* THE TASK:
Return the records exactly as they are.

───── RECORDS PROVIDED ─────

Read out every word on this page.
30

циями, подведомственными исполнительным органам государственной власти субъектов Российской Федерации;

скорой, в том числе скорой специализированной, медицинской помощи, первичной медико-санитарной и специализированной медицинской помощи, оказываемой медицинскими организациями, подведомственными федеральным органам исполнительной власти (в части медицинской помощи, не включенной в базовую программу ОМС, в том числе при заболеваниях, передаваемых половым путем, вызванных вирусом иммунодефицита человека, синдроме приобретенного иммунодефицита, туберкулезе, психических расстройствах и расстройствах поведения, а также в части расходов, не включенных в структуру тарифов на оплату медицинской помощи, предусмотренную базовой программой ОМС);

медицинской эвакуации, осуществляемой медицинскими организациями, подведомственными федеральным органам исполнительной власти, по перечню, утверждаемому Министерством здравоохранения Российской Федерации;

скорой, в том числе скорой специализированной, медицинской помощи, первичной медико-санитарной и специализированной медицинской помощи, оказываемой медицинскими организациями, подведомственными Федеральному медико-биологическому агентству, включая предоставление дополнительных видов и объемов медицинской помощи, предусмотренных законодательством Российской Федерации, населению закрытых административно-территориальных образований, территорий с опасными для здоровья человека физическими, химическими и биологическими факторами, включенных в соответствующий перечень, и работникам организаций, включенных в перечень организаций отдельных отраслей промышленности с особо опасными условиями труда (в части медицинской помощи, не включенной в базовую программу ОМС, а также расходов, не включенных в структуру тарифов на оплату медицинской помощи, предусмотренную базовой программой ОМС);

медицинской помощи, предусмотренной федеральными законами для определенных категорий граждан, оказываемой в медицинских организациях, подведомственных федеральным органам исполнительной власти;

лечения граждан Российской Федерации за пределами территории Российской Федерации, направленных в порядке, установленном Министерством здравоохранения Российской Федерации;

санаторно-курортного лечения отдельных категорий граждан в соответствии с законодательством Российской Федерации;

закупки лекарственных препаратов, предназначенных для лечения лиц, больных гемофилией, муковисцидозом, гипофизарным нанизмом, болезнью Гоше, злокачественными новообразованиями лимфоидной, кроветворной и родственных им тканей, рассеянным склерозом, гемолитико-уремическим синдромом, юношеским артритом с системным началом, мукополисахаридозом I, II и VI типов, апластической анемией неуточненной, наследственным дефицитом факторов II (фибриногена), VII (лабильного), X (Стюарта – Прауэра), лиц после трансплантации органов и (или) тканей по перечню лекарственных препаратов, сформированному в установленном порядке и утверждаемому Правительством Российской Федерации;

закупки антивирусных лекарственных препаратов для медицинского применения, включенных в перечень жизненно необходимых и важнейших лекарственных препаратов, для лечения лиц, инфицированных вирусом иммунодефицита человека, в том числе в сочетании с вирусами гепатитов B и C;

─────

* RESULT OF THE EXERCISE:
Read out every word on this page.
30

циями, подведомственными исполнительным органам государственной власти субъектов Российской Федерации;

скорой, в том числе скорой специализированной, медицинской помощи, первичной медико-санитарной и специализированной медицинской помощи, оказываемой медицинскими организациями, подведомственными федеральным органам исполнительной власти (в части медицинской помощи, не включенной в базовую программу ОМС, в том числе при заболеваниях, передаваемых половым путем, вызванных вирусом иммунодефицита человека, синдроме приобретенного иммунодефицита, туберкулезе, психических расстройствах и расстройствах поведения, а также в части расходов, не включенных в структуру тарифов на оплату медицинской помощи, предусмотренную базовой программой ОМС);

медицинской эвакуации, осуществляемой медицинскими организациями, подведомственными федеральным органам исполнительной власти, по перечню, утверждаемому Министерством здравоохранения Российской Федерации;

скорой, в том числе скорой специализированной, медицинской помощи, первичной медико-санитарной и специализированной медицинской помощи, оказываемой медицинскими организациями, подведомственными Федеральному медико-биологическому агентству, включая предоставление дополнительных видов и объемов медицинской помощи, предусмотренных законодательством Российской Федерации, населению закрытых административно-территориальных образований, территорий с опасными для здоровья человека физическими, химическими и биологическими факторами, включенных в соответствующий перечень, и работникам организаций, включенных в перечень организаций отдельных отраслей промышленности с особо опасными условиями труда (в части медицинской помощи, не включенной в базовую программу ОМС, а также расходов, не включенных в структуру тарифов на оплату медицинской помощи, предусмотренную базовой программой ОМС);

медицинской помощи, предусмотренной федеральными законами для определенных категорий граждан, оказываемой в медицинских организациях, подведомственных федеральным органам исполнительной власти;

лечения граждан Российской Федерации за пределами территории Российской Федерации, направленных в порядке, установленном Министерством здравоохранения Российской Федерации;

санаторно-курортного лечения отдельных категорий граждан в соответствии с законодательством Российской Федерации;

закупки лекарственных препаратов, предназначенных для лечения лиц, больных гемофилией, муковисцидозом, гипофизарным нанизмом, болезнью Гоше, злокачественными новообразованиями лимфоидной, кроветворной и родственных им тканей, рассеянным склерозом, гемолитико-уремическим синдромом, юношеским артритом с системным началом, мукополисахаридозом I, II и VI типов, апластической анемией неуточненной, наследственным дефицитом факторов II (фибриногена), VII (лабильного), X (Стюарта – Прауэра), лиц после трансплантации органов и (или) тканей по перечню лекарственных препаратов, сформированному в установленном порядке и утверждаемому Правительством Российской Федерации;

закупки антивирусных лекарственных препаратов для медицинского применения, включенных в перечень жизненно необходимых и важнейших лекарственных препаратов, для лечения лиц, инфицированных вирусом иммунодефицита человека, в том числе в сочетании с вирусами гепатитов B и C;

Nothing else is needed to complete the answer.